Exactly reproduce each line of the listing that follows.

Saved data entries
━━━━━━━━━━━━━━━━━━━━━━━━━━━━━━

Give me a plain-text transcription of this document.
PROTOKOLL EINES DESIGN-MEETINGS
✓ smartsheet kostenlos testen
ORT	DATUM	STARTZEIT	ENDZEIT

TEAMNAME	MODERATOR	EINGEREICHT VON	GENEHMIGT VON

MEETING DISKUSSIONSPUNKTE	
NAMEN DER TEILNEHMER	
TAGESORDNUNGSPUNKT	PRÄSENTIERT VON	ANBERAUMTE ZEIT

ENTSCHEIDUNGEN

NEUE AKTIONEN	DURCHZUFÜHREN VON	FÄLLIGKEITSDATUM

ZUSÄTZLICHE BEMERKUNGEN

━━━━━━━━━━━━━━━━━━━━━━━━━━━━━━

WRITTEN ANSWER ::
Give me a plain-text transcription of this document.
PROTOKOLL EINES DESIGN-MEETINGS
✓ smartsheet kostenlos testen
ORT	DATUM	STARTZEIT	ENDZEIT

TEAMNAME	MODERATOR	EINGEREICHT VON	GENEHMIGT VON

MEETING DISKUSSIONSPUNKTE	
NAMEN DER TEILNEHMER	
TAGESORDNUNGSPUNKT	PRÄSENTIERT VON	ANBERAUMTE ZEIT

ENTSCHEIDUNGEN

NEUE AKTIONEN	DURCHZUFÜHREN VON	FÄLLIGKEITSDATUM

ZUSÄTZLICHE BEMERKUNGEN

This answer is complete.